**** Data excerpts ****
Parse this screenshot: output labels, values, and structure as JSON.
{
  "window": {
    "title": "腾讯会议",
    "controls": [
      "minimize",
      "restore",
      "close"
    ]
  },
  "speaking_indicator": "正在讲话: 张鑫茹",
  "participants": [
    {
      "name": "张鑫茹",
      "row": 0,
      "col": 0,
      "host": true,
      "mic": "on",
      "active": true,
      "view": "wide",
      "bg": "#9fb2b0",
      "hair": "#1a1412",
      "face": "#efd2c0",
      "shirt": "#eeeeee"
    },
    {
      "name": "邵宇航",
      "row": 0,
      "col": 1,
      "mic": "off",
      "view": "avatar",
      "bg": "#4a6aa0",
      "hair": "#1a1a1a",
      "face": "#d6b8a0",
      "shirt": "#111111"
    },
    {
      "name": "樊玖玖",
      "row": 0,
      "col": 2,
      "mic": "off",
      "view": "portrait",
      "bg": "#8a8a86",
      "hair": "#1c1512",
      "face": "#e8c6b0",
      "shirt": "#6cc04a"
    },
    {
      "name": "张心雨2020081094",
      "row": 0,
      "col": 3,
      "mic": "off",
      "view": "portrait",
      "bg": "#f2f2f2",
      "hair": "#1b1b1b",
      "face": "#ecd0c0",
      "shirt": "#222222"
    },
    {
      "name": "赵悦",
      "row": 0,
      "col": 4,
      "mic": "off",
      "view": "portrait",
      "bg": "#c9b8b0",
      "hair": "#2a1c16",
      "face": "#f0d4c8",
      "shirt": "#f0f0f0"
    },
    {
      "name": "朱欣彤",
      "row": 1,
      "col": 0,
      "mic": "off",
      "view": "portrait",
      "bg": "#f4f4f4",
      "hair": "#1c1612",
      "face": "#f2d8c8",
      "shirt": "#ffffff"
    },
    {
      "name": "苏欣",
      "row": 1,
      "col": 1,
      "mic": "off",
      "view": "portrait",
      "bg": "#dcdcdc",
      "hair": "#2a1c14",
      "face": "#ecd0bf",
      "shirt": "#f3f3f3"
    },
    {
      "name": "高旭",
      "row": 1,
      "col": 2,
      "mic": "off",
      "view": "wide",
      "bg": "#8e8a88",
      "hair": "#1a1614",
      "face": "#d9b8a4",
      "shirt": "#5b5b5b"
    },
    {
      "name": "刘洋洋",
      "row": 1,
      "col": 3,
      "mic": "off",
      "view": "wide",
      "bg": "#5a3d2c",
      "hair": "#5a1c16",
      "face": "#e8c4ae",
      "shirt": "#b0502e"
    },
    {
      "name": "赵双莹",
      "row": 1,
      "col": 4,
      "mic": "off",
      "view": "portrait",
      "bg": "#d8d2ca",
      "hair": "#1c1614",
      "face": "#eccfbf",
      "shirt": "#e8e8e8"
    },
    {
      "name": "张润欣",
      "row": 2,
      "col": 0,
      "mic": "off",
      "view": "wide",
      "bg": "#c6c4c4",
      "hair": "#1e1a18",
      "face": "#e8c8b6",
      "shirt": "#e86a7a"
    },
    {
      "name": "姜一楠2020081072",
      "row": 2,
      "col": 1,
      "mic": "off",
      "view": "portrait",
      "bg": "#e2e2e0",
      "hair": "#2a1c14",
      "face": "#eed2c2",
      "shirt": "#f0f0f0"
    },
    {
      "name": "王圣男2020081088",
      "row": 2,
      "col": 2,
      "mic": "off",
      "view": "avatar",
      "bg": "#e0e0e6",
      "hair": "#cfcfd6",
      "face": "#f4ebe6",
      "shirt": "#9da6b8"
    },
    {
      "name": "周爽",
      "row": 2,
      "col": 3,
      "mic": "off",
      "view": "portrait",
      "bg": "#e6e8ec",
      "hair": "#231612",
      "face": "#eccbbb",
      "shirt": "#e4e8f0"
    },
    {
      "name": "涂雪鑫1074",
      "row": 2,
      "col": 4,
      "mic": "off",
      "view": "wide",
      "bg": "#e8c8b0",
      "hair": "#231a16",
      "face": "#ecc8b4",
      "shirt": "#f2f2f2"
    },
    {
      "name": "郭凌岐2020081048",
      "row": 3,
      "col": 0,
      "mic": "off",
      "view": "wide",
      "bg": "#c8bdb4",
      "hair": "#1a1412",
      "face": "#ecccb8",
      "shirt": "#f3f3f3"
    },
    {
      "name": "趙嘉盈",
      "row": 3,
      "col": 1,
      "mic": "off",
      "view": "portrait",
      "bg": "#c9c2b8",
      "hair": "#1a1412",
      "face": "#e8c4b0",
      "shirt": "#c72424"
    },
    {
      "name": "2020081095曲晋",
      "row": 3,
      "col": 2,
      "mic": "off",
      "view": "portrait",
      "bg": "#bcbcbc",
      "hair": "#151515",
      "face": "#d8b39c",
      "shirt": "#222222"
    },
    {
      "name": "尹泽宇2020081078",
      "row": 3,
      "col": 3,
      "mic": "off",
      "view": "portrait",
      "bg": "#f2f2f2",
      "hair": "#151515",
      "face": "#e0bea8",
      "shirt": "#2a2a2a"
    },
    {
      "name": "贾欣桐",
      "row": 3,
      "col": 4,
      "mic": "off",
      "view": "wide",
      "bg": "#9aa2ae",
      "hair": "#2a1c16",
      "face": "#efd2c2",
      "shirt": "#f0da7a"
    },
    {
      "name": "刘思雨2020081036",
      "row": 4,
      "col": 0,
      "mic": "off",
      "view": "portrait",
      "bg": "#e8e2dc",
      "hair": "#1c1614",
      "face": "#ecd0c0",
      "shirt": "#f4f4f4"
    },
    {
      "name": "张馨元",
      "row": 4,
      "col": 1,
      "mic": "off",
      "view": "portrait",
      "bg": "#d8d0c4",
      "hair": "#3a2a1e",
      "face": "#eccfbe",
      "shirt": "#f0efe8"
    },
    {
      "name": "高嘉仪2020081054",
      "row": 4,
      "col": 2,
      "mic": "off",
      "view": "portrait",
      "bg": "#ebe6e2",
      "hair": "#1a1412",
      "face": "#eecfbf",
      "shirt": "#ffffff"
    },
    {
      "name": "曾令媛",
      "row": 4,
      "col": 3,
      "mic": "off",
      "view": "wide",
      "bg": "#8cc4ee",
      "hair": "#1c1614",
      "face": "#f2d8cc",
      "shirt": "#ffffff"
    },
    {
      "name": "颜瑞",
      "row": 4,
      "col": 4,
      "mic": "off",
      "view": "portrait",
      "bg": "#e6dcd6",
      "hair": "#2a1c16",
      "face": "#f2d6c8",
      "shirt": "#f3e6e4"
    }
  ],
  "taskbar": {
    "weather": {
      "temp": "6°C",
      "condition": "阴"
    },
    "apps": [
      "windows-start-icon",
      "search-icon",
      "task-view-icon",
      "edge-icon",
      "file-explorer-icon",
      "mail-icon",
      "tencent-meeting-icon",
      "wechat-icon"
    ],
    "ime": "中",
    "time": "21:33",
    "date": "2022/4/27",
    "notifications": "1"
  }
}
****
Problem requirements:
Of the lines in the data, how many contain the word "icon"? Provide the number and nothing further.

Task solution:
8